■ Data to use
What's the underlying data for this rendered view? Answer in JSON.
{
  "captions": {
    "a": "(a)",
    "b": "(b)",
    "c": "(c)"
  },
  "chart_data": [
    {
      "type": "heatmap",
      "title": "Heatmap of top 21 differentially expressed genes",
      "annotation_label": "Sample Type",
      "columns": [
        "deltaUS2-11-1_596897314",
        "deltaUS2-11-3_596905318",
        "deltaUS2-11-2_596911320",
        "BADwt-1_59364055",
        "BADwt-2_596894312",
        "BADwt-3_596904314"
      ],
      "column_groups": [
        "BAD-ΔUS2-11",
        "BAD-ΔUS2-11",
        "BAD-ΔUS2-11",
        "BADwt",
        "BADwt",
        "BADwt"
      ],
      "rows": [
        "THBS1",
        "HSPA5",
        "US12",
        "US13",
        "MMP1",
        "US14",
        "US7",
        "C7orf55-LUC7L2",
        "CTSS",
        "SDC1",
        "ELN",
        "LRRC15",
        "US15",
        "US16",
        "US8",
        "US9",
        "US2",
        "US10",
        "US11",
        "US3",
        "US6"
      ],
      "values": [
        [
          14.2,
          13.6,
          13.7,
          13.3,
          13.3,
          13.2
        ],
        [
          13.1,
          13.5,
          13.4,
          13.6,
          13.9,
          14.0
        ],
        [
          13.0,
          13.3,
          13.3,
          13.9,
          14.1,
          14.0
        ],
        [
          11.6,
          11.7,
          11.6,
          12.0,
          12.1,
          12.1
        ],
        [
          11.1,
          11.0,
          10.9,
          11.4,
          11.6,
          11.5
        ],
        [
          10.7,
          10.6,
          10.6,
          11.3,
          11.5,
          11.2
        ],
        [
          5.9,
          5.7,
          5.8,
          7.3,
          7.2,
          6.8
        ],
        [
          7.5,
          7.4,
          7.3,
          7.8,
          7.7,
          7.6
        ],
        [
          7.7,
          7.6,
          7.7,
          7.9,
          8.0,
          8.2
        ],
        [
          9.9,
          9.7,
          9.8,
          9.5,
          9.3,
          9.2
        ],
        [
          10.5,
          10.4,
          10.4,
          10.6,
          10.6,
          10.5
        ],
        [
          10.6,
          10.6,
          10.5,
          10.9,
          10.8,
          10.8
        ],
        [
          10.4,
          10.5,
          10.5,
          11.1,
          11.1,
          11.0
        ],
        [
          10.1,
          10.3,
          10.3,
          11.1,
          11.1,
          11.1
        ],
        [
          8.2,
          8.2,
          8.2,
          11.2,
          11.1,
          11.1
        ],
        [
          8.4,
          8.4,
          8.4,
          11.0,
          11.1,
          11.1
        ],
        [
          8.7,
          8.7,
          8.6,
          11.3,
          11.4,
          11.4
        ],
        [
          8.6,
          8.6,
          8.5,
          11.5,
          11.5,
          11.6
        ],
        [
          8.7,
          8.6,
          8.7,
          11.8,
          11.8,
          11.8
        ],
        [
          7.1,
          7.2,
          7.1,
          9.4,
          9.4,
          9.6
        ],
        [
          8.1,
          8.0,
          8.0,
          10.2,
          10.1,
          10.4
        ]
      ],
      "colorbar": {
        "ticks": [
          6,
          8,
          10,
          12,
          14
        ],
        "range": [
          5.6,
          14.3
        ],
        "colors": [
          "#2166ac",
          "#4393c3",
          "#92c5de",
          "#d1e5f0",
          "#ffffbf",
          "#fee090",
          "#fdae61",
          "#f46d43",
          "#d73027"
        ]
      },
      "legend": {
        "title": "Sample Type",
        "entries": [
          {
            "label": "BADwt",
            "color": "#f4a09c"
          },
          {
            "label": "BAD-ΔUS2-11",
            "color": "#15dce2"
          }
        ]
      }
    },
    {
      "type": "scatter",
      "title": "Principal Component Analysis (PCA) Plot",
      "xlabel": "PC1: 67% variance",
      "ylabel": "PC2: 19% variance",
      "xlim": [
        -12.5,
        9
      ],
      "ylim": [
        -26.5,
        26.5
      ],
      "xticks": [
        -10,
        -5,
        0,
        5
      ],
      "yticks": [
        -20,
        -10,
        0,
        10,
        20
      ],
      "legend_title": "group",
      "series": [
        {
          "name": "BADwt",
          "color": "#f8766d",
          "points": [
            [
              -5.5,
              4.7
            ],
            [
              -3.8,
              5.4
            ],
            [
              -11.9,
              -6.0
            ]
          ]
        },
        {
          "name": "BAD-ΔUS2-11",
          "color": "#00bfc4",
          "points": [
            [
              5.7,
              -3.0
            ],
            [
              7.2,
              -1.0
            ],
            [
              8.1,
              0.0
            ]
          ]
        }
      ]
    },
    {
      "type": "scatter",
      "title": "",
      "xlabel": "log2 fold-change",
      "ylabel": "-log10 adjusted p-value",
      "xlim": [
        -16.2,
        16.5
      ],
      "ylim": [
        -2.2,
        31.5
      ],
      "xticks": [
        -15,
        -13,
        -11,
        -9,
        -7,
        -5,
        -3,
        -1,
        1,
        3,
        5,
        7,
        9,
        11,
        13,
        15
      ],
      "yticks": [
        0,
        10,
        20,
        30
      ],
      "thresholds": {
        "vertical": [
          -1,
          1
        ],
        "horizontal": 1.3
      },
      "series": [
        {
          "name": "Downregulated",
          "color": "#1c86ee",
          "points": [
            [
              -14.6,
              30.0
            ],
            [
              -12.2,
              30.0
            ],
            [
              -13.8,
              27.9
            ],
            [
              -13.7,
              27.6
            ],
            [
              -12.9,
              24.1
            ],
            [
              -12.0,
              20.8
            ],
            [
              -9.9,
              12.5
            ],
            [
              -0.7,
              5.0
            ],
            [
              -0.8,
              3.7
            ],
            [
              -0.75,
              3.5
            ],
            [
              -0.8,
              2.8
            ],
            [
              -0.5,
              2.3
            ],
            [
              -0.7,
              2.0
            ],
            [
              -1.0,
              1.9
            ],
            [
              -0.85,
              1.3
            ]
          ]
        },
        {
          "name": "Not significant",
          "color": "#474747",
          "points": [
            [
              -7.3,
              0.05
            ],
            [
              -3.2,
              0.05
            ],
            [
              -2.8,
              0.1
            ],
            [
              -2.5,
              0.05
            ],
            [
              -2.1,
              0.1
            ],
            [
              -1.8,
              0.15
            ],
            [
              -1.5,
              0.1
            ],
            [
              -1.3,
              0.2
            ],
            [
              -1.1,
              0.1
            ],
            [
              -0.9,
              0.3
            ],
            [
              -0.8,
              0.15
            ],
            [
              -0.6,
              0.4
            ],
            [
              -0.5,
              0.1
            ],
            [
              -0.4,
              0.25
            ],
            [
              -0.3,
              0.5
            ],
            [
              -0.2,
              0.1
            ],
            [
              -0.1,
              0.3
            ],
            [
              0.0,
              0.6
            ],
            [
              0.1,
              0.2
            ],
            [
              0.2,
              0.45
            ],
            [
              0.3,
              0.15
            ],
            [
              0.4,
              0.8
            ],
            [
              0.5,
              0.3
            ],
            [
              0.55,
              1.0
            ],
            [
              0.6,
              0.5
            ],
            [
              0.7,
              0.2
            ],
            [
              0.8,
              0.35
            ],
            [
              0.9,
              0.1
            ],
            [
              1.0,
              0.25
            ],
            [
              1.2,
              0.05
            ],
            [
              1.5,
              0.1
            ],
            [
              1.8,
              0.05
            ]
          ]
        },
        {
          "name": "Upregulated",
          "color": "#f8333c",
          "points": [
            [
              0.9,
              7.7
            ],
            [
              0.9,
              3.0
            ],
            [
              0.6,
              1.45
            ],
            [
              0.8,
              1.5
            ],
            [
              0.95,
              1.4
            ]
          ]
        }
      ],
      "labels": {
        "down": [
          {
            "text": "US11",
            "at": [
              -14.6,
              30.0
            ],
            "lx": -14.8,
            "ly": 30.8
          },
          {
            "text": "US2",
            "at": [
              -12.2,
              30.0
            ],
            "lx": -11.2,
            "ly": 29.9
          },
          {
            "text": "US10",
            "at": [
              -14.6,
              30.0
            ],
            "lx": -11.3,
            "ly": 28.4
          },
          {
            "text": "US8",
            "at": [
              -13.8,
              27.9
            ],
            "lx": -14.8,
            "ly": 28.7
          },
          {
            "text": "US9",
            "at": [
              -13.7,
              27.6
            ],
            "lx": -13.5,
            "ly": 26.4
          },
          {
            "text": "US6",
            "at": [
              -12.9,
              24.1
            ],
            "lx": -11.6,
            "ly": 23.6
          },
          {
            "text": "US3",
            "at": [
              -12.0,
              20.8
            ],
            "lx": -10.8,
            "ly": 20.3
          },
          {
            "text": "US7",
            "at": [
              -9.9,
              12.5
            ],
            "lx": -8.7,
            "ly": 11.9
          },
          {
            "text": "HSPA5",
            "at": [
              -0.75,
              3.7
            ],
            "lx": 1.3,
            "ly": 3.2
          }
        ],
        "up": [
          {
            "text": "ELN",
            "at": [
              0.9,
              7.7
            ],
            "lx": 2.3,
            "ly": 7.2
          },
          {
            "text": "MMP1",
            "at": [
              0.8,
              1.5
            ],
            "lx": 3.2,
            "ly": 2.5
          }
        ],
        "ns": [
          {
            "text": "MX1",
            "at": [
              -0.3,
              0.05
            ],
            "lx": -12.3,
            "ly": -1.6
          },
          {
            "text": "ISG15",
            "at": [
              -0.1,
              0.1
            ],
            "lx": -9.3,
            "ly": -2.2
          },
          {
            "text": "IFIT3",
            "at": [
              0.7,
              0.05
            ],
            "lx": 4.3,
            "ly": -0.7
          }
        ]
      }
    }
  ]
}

■ What you should do
Could you copy each line of the material that holds "Sample"?

■ Exercise output
      "annotation_label": "Sample Type",
        "title": "Sample Type",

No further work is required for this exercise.